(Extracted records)

☆ ☆ ☆ ☆ ☆

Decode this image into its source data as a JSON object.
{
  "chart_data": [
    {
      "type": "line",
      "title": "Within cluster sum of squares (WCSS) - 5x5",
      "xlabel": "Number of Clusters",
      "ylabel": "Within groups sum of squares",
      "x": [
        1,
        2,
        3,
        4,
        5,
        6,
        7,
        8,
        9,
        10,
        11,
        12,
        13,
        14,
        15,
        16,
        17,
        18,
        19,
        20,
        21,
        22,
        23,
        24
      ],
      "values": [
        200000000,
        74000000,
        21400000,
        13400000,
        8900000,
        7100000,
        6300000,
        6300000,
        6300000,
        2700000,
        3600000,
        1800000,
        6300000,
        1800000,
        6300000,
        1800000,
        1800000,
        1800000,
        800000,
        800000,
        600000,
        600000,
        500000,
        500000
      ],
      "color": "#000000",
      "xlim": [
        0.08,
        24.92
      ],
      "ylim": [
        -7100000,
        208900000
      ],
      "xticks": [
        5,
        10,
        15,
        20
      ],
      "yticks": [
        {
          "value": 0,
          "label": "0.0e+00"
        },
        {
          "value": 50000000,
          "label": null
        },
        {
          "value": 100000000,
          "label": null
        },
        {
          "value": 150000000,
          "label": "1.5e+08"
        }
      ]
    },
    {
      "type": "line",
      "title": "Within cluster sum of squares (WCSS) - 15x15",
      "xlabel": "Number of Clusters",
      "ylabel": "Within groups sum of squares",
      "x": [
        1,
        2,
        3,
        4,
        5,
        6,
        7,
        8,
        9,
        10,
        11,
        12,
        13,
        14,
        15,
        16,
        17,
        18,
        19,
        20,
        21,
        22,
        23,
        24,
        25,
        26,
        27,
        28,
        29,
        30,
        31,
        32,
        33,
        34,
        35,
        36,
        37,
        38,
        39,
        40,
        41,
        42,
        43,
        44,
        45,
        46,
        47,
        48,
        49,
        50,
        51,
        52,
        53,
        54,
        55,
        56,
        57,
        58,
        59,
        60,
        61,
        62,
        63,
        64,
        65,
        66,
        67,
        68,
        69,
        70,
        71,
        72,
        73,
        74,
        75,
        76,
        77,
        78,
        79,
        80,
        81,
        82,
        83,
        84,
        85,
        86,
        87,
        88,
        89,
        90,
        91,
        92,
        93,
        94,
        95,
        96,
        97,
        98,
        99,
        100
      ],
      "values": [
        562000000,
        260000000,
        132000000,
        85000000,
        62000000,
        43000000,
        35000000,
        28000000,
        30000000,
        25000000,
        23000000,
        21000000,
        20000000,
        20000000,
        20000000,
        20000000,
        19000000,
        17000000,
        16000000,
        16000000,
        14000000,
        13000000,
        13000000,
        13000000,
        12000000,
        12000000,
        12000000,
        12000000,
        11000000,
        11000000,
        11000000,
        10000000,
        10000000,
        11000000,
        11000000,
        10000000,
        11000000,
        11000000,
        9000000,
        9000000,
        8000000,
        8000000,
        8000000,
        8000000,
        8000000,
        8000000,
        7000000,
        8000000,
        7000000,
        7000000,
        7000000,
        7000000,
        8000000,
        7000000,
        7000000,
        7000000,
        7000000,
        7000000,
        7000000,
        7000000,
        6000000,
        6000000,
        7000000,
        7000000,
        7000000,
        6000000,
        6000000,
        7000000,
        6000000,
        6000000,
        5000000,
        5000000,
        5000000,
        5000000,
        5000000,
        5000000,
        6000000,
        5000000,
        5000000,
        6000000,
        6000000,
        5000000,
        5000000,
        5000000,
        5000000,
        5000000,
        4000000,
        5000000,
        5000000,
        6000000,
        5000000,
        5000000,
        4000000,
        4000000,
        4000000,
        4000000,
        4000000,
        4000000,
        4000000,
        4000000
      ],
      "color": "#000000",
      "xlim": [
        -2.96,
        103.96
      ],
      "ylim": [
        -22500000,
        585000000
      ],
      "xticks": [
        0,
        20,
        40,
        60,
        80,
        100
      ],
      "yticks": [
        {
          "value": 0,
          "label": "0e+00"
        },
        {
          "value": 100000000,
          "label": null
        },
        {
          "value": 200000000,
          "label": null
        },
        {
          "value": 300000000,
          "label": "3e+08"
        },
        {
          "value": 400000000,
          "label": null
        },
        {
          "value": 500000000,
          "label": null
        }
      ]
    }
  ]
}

☆ ☆ ☆ ☆ ☆

__To do__
Repeat the records above in full, character for character.

__Solution to the problem__
Decode this image into its source data as a JSON object.
{
  "chart_data": [
    {
      "type": "line",
      "title": "Within cluster sum of squares (WCSS) - 5x5",
      "xlabel": "Number of Clusters",
      "ylabel": "Within groups sum of squares",
      "x": [
        1,
        2,
        3,
        4,
        5,
        6,
        7,
        8,
        9,
        10,
        11,
        12,
        13,
        14,
        15,
        16,
        17,
        18,
        19,
        20,
        21,
        22,
        23,
        24
      ],
      "values": [
        200000000,
        74000000,
        21400000,
        13400000,
        8900000,
        7100000,
        6300000,
        6300000,
        6300000,
        2700000,
        3600000,
        1800000,
        6300000,
        1800000,
        6300000,
        1800000,
        1800000,
        1800000,
        800000,
        800000,
        600000,
        600000,
        500000,
        500000
      ],
      "color": "#000000",
      "xlim": [
        0.08,
        24.92
      ],
      "ylim": [
        -7100000,
        208900000
      ],
      "xticks": [
        5,
        10,
        15,
        20
      ],
      "yticks": [
        {
          "value": 0,
          "label": "0.0e+00"
        },
        {
          "value": 50000000,
          "label": null
        },
        {
          "value": 100000000,
          "label": null
        },
        {
          "value": 150000000,
          "label": "1.5e+08"
        }
      ]
    },
    {
      "type": "line",
      "title": "Within cluster sum of squares (WCSS) - 15x15",
      "xlabel": "Number of Clusters",
      "ylabel": "Within groups sum of squares",
      "x": [
        1,
        2,
        3,
        4,
        5,
        6,
        7,
        8,
        9,
        10,
        11,
        12,
        13,
        14,
        15,
        16,
        17,
        18,
        19,
        20,
        21,
        22,
        23,
        24,
        25,
        26,
        27,
        28,
        29,
        30,
        31,
        32,
        33,
        34,
        35,
        36,
        37,
        38,
        39,
        40,
        41,
        42,
        43,
        44,
        45,
        46,
        47,
        48,
        49,
        50,
        51,
        52,
        53,
        54,
        55,
        56,
        57,
        58,
        59,
        60,
        61,
        62,
        63,
        64,
        65,
        66,
        67,
        68,
        69,
        70,
        71,
        72,
        73,
        74,
        75,
        76,
        77,
        78,
        79,
        80,
        81,
        82,
        83,
        84,
        85,
        86,
        87,
        88,
        89,
        90,
        91,
        92,
        93,
        94,
        95,
        96,
        97,
        98,
        99,
        100
      ],
      "values": [
        562000000,
        260000000,
        132000000,
        85000000,
        62000000,
        43000000,
        35000000,
        28000000,
        30000000,
        25000000,
        23000000,
        21000000,
        20000000,
        20000000,
        20000000,
        20000000,
        19000000,
        17000000,
        16000000,
        16000000,
        14000000,
        13000000,
        13000000,
        13000000,
        12000000,
        12000000,
        12000000,
        12000000,
        11000000,
        11000000,
        11000000,
        10000000,
        10000000,
        11000000,
        11000000,
        10000000,
        11000000,
        11000000,
        9000000,
        9000000,
        8000000,
        8000000,
        8000000,
        8000000,
        8000000,
        8000000,
        7000000,
        8000000,
        7000000,
        7000000,
        7000000,
        7000000,
        8000000,
        7000000,
        7000000,
        7000000,
        7000000,
        7000000,
        7000000,
        7000000,
        6000000,
        6000000,
        7000000,
        7000000,
        7000000,
        6000000,
        6000000,
        7000000,
        6000000,
        6000000,
        5000000,
        5000000,
        5000000,
        5000000,
        5000000,
        5000000,
        6000000,
        5000000,
        5000000,
        6000000,
        6000000,
        5000000,
        5000000,
        5000000,
        5000000,
        5000000,
        4000000,
        5000000,
        5000000,
        6000000,
        5000000,
        5000000,
        4000000,
        4000000,
        4000000,
        4000000,
        4000000,
        4000000,
        4000000,
        4000000
      ],
      "color": "#000000",
      "xlim": [
        -2.96,
        103.96
      ],
      "ylim": [
        -22500000,
        585000000
      ],
      "xticks": [
        0,
        20,
        40,
        60,
        80,
        100
      ],
      "yticks": [
        {
          "value": 0,
          "label": "0e+00"
        },
        {
          "value": 100000000,
          "label": null
        },
        {
          "value": 200000000,
          "label": null
        },
        {
          "value": 300000000,
          "label": "3e+08"
        },
        {
          "value": 400000000,
          "label": null
        },
        {
          "value": 500000000,
          "label": null
        }
      ]
    }
  ]
}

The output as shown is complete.